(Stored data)
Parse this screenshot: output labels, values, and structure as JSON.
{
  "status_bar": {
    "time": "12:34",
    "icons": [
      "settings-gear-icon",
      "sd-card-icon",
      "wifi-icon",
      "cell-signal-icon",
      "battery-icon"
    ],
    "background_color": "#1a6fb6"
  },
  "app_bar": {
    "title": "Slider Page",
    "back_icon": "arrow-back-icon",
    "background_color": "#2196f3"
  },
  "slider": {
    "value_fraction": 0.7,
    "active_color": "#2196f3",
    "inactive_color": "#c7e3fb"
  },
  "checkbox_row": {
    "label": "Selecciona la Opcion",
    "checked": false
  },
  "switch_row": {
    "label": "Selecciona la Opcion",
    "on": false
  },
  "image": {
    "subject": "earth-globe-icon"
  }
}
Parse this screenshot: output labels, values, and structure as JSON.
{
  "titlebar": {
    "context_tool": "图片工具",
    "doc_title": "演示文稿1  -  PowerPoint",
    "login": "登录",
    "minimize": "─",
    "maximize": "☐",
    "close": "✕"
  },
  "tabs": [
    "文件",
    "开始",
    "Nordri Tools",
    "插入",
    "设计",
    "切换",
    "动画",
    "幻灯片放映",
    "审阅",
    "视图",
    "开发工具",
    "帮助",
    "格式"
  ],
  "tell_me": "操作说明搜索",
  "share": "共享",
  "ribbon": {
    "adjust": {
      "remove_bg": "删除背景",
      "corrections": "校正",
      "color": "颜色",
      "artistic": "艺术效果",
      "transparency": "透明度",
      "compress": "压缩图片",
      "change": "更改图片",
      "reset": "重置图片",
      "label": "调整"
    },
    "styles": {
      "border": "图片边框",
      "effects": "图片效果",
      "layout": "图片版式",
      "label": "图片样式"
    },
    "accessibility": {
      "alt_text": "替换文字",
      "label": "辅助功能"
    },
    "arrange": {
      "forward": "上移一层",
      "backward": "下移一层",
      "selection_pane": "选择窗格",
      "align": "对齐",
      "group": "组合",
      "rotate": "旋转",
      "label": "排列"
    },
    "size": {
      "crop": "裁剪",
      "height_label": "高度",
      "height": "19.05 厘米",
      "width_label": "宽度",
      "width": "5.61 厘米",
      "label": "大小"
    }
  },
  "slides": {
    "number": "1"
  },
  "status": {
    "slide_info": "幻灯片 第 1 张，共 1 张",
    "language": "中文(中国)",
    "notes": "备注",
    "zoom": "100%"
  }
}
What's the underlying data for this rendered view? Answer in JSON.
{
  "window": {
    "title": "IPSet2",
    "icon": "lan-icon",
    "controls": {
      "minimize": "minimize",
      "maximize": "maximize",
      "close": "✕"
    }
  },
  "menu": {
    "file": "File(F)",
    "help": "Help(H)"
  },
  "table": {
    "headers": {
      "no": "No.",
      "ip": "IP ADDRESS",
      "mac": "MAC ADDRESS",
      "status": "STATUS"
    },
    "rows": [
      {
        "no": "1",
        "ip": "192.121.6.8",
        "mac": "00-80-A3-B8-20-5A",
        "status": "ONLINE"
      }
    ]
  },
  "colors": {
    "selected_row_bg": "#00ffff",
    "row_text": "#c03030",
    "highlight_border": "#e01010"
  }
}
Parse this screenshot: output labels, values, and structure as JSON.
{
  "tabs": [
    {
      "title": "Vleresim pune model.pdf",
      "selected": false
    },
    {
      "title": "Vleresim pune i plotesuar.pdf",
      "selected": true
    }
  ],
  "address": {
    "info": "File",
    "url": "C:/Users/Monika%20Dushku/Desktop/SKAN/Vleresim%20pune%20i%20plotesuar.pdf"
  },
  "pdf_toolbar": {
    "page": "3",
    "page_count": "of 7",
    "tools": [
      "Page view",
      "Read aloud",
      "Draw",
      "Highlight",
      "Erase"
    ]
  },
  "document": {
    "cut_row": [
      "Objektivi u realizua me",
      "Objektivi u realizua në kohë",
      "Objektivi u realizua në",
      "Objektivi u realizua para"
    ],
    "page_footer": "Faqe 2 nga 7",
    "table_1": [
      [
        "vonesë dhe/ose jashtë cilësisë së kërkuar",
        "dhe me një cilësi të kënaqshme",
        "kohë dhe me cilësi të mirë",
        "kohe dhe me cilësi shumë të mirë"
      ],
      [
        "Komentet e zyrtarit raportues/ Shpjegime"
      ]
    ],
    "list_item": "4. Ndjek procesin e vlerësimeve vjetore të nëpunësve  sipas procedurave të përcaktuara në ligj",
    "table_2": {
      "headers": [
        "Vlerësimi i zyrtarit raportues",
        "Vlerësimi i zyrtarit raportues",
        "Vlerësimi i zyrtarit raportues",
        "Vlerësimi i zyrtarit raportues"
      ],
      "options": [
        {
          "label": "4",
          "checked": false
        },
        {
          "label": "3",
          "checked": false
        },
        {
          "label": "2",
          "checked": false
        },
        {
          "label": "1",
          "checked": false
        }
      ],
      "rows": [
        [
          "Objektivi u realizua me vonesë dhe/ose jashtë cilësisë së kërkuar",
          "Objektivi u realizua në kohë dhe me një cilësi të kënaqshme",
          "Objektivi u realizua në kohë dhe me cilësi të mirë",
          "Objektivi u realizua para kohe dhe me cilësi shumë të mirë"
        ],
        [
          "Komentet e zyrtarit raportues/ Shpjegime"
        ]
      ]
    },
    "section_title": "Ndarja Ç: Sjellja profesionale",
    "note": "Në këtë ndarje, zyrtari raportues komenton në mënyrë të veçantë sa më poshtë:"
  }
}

EXERCISE PROMPT: Output the listing above exactly as it appears.

WRITTEN ANSWER:
Parse this screenshot: output labels, values, and structure as JSON.
{
  "status_bar": {
    "time": "12:34",
    "icons": [
      "settings-gear-icon",
      "sd-card-icon",
      "wifi-icon",
      "cell-signal-icon",
      "battery-icon"
    ],
    "background_color": "#1a6fb6"
  },
  "app_bar": {
    "title": "Slider Page",
    "back_icon": "arrow-back-icon",
    "background_color": "#2196f3"
  },
  "slider": {
    "value_fraction": 0.7,
    "active_color": "#2196f3",
    "inactive_color": "#c7e3fb"
  },
  "checkbox_row": {
    "label": "Selecciona la Opcion",
    "checked": false
  },
  "switch_row": {
    "label": "Selecciona la Opcion",
    "on": false
  },
  "image": {
    "subject": "earth-globe-icon"
  }
}
Parse this screenshot: output labels, values, and structure as JSON.
{
  "titlebar": {
    "context_tool": "图片工具",
    "doc_title": "演示文稿1  -  PowerPoint",
    "login": "登录",
    "minimize": "─",
    "maximize": "☐",
    "close": "✕"
  },
  "tabs": [
    "文件",
    "开始",
    "Nordri Tools",
    "插入",
    "设计",
    "切换",
    "动画",
    "幻灯片放映",
    "审阅",
    "视图",
    "开发工具",
    "帮助",
    "格式"
  ],
  "tell_me": "操作说明搜索",
  "share": "共享",
  "ribbon": {
    "adjust": {
      "remove_bg": "删除背景",
      "corrections": "校正",
      "color": "颜色",
      "artistic": "艺术效果",
      "transparency": "透明度",
      "compress": "压缩图片",
      "change": "更改图片",
      "reset": "重置图片",
      "label": "调整"
    },
    "styles": {
      "border": "图片边框",
      "effects": "图片效果",
      "layout": "图片版式",
      "label": "图片样式"
    },
    "accessibility": {
      "alt_text": "替换文字",
      "label": "辅助功能"
    },
    "arrange": {
      "forward": "上移一层",
      "backward": "下移一层",
      "selection_pane": "选择窗格",
      "align": "对齐",
      "group": "组合",
      "rotate": "旋转",
      "label": "排列"
    },
    "size": {
      "crop": "裁剪",
      "height_label": "高度",
      "height": "19.05 厘米",
      "width_label": "宽度",
      "width": "5.61 厘米",
      "label": "大小"
    }
  },
  "slides": {
    "number": "1"
  },
  "status": {
    "slide_info": "幻灯片 第 1 张，共 1 张",
    "language": "中文(中国)",
    "notes": "备注",
    "zoom": "100%"
  }
}
What's the underlying data for this rendered view? Answer in JSON.
{
  "window": {
    "title": "IPSet2",
    "icon": "lan-icon",
    "controls": {
      "minimize": "minimize",
      "maximize": "maximize",
      "close": "✕"
    }
  },
  "menu": {
    "file": "File(F)",
    "help": "Help(H)"
  },
  "table": {
    "headers": {
      "no": "No.",
      "ip": "IP ADDRESS",
      "mac": "MAC ADDRESS",
      "status": "STATUS"
    },
    "rows": [
      {
        "no": "1",
        "ip": "192.121.6.8",
        "mac": "00-80-A3-B8-20-5A",
        "status": "ONLINE"
      }
    ]
  },
  "colors": {
    "selected_row_bg": "#00ffff",
    "row_text": "#c03030",
    "highlight_border": "#e01010"
  }
}
Parse this screenshot: output labels, values, and structure as JSON.
{
  "tabs": [
    {
      "title": "Vleresim pune model.pdf",
      "selected": false
    },
    {
      "title": "Vleresim pune i plotesuar.pdf",
      "selected": true
    }
  ],
  "address": {
    "info": "File",
    "url": "C:/Users/Monika%20Dushku/Desktop/SKAN/Vleresim%20pune%20i%20plotesuar.pdf"
  },
  "pdf_toolbar": {
    "page": "3",
    "page_count": "of 7",
    "tools": [
      "Page view",
      "Read aloud",
      "Draw",
      "Highlight",
      "Erase"
    ]
  },
  "document": {
    "cut_row": [
      "Objektivi u realizua me",
      "Objektivi u realizua në kohë",
      "Objektivi u realizua në",
      "Objektivi u realizua para"
    ],
    "page_footer": "Faqe 2 nga 7",
    "table_1": [
      [
        "vonesë dhe/ose jashtë cilësisë së kërkuar",
        "dhe me një cilësi të kënaqshme",
        "kohë dhe me cilësi të mirë",
        "kohe dhe me cilësi shumë të mirë"
      ],
      [
        "Komentet e zyrtarit raportues/ Shpjegime"
      ]
    ],
    "list_item": "4. Ndjek procesin e vlerësimeve vjetore të nëpunësve  sipas procedurave të përcaktuara në ligj",
    "table_2": {
      "headers": [
        "Vlerësimi i zyrtarit raportues",
        "Vlerësimi i zyrtarit raportues",
        "Vlerësimi i zyrtarit raportues",
        "Vlerësimi i zyrtarit raportues"
      ],
      "options": [
        {
          "label": "4",
          "checked": false
        },
        {
          "label": "3",
          "checked": false
        },
        {
          "label": "2",
          "checked": false
        },
        {
          "label": "1",
          "checked": false
        }
      ],
      "rows": [
        [
          "Objektivi u realizua me vonesë dhe/ose jashtë cilësisë së kërkuar",
          "Objektivi u realizua në kohë dhe me një cilësi të kënaqshme",
          "Objektivi u realizua në kohë dhe me cilësi të mirë",
          "Objektivi u realizua para kohe dhe me cilësi shumë të mirë"
        ],
        [
          "Komentet e zyrtarit raportues/ Shpjegime"
        ]
      ]
    },
    "section_title": "Ndarja Ç: Sjellja profesionale",
    "note": "Në këtë ndarje, zyrtari raportues komenton në mënyrë të veçantë sa më poshtë:"
  }
}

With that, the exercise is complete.